Task details -
Render the following material again verbatim, leaving nothing out.

Excerpted records -
>> START

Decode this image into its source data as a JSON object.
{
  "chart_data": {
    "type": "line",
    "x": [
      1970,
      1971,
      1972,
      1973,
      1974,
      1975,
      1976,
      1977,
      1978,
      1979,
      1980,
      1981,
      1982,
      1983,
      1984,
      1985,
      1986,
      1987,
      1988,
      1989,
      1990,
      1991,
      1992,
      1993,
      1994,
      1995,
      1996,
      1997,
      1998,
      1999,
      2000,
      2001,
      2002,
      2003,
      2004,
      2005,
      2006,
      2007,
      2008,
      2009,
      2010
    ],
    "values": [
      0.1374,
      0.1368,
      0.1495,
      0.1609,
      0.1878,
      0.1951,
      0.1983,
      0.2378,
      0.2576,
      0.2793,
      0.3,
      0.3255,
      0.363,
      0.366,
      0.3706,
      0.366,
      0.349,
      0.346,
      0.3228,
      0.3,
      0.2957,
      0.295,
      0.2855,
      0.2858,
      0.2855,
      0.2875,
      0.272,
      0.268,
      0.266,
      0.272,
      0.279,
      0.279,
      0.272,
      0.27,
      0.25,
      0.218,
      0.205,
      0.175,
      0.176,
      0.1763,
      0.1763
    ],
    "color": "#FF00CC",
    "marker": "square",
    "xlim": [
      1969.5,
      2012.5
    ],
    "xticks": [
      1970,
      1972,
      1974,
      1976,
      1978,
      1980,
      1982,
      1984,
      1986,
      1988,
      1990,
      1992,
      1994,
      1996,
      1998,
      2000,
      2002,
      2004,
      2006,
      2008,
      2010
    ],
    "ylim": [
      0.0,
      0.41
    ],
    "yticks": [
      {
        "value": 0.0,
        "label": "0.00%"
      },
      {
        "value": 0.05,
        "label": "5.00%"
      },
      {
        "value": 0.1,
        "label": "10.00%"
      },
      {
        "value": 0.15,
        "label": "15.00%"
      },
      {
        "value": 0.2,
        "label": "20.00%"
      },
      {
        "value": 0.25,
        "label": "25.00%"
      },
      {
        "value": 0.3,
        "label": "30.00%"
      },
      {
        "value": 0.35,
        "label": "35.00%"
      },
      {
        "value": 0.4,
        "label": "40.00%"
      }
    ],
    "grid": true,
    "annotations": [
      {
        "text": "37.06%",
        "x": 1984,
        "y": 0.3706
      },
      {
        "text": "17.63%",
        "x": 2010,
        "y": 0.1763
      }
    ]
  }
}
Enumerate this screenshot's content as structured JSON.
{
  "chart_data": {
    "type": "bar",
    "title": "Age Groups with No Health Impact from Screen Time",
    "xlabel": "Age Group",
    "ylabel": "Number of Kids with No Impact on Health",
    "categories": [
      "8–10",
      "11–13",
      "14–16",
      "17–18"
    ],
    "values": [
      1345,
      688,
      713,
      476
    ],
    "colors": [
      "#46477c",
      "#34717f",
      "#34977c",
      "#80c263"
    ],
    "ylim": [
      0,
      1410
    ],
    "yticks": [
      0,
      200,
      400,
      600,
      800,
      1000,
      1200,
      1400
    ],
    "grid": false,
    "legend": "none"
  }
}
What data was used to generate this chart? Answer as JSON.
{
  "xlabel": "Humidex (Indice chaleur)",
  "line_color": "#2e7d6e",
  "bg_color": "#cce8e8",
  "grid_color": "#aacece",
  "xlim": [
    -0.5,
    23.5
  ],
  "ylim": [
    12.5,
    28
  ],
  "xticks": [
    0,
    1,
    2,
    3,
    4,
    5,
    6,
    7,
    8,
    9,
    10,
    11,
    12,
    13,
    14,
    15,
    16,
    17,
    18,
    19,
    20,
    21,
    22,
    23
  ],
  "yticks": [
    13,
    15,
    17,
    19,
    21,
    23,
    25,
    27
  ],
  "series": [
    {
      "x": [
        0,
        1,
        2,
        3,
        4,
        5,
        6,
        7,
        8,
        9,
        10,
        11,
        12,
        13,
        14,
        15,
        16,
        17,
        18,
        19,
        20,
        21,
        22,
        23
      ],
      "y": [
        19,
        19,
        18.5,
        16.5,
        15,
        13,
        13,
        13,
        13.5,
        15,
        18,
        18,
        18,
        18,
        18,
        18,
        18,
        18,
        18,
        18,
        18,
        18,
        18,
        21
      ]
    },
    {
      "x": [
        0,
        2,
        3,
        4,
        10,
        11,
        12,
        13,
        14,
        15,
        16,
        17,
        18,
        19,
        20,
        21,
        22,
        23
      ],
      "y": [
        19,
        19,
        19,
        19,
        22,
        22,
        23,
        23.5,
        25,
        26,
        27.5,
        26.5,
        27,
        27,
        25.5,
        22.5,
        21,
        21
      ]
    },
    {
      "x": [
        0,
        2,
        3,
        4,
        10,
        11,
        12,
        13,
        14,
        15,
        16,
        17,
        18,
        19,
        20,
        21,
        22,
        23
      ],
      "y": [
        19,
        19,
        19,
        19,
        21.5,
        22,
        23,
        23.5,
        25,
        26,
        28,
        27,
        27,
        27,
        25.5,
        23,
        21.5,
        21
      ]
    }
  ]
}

>> END

Full solution -
Decode this image into its source data as a JSON object.
{
  "chart_data": {
    "type": "line",
    "x": [
      1970,
      1971,
      1972,
      1973,
      1974,
      1975,
      1976,
      1977,
      1978,
      1979,
      1980,
      1981,
      1982,
      1983,
      1984,
      1985,
      1986,
      1987,
      1988,
      1989,
      1990,
      1991,
      1992,
      1993,
      1994,
      1995,
      1996,
      1997,
      1998,
      1999,
      2000,
      2001,
      2002,
      2003,
      2004,
      2005,
      2006,
      2007,
      2008,
      2009,
      2010
    ],
    "values": [
      0.1374,
      0.1368,
      0.1495,
      0.1609,
      0.1878,
      0.1951,
      0.1983,
      0.2378,
      0.2576,
      0.2793,
      0.3,
      0.3255,
      0.363,
      0.366,
      0.3706,
      0.366,
      0.349,
      0.346,
      0.3228,
      0.3,
      0.2957,
      0.295,
      0.2855,
      0.2858,
      0.2855,
      0.2875,
      0.272,
      0.268,
      0.266,
      0.272,
      0.279,
      0.279,
      0.272,
      0.27,
      0.25,
      0.218,
      0.205,
      0.175,
      0.176,
      0.1763,
      0.1763
    ],
    "color": "#FF00CC",
    "marker": "square",
    "xlim": [
      1969.5,
      2012.5
    ],
    "xticks": [
      1970,
      1972,
      1974,
      1976,
      1978,
      1980,
      1982,
      1984,
      1986,
      1988,
      1990,
      1992,
      1994,
      1996,
      1998,
      2000,
      2002,
      2004,
      2006,
      2008,
      2010
    ],
    "ylim": [
      0.0,
      0.41
    ],
    "yticks": [
      {
        "value": 0.0,
        "label": "0.00%"
      },
      {
        "value": 0.05,
        "label": "5.00%"
      },
      {
        "value": 0.1,
        "label": "10.00%"
      },
      {
        "value": 0.15,
        "label": "15.00%"
      },
      {
        "value": 0.2,
        "label": "20.00%"
      },
      {
        "value": 0.25,
        "label": "25.00%"
      },
      {
        "value": 0.3,
        "label": "30.00%"
      },
      {
        "value": 0.35,
        "label": "35.00%"
      },
      {
        "value": 0.4,
        "label": "40.00%"
      }
    ],
    "grid": true,
    "annotations": [
      {
        "text": "37.06%",
        "x": 1984,
        "y": 0.3706
      },
      {
        "text": "17.63%",
        "x": 2010,
        "y": 0.1763
      }
    ]
  }
}
Enumerate this screenshot's content as structured JSON.
{
  "chart_data": {
    "type": "bar",
    "title": "Age Groups with No Health Impact from Screen Time",
    "xlabel": "Age Group",
    "ylabel": "Number of Kids with No Impact on Health",
    "categories": [
      "8–10",
      "11–13",
      "14–16",
      "17–18"
    ],
    "values": [
      1345,
      688,
      713,
      476
    ],
    "colors": [
      "#46477c",
      "#34717f",
      "#34977c",
      "#80c263"
    ],
    "ylim": [
      0,
      1410
    ],
    "yticks": [
      0,
      200,
      400,
      600,
      800,
      1000,
      1200,
      1400
    ],
    "grid": false,
    "legend": "none"
  }
}
What data was used to generate this chart? Answer as JSON.
{
  "xlabel": "Humidex (Indice chaleur)",
  "line_color": "#2e7d6e",
  "bg_color": "#cce8e8",
  "grid_color": "#aacece",
  "xlim": [
    -0.5,
    23.5
  ],
  "ylim": [
    12.5,
    28
  ],
  "xticks": [
    0,
    1,
    2,
    3,
    4,
    5,
    6,
    7,
    8,
    9,
    10,
    11,
    12,
    13,
    14,
    15,
    16,
    17,
    18,
    19,
    20,
    21,
    22,
    23
  ],
  "yticks": [
    13,
    15,
    17,
    19,
    21,
    23,
    25,
    27
  ],
  "series": [
    {
      "x": [
        0,
        1,
        2,
        3,
        4,
        5,
        6,
        7,
        8,
        9,
        10,
        11,
        12,
        13,
        14,
        15,
        16,
        17,
        18,
        19,
        20,
        21,
        22,
        23
      ],
      "y": [
        19,
        19,
        18.5,
        16.5,
        15,
        13,
        13,
        13,
        13.5,
        15,
        18,
        18,
        18,
        18,
        18,
        18,
        18,
        18,
        18,
        18,
        18,
        18,
        18,
        21
      ]
    },
    {
      "x": [
        0,
        2,
        3,
        4,
        10,
        11,
        12,
        13,
        14,
        15,
        16,
        17,
        18,
        19,
        20,
        21,
        22,
        23
      ],
      "y": [
        19,
        19,
        19,
        19,
        22,
        22,
        23,
        23.5,
        25,
        26,
        27.5,
        26.5,
        27,
        27,
        25.5,
        22.5,
        21,
        21
      ]
    },
    {
      "x": [
        0,
        2,
        3,
        4,
        10,
        11,
        12,
        13,
        14,
        15,
        16,
        17,
        18,
        19,
        20,
        21,
        22,
        23
      ],
      "y": [
        19,
        19,
        19,
        19,
        21.5,
        22,
        23,
        23.5,
        25,
        26,
        28,
        27,
        27,
        27,
        25.5,
        23,
        21.5,
        21
      ]
    }
  ]
}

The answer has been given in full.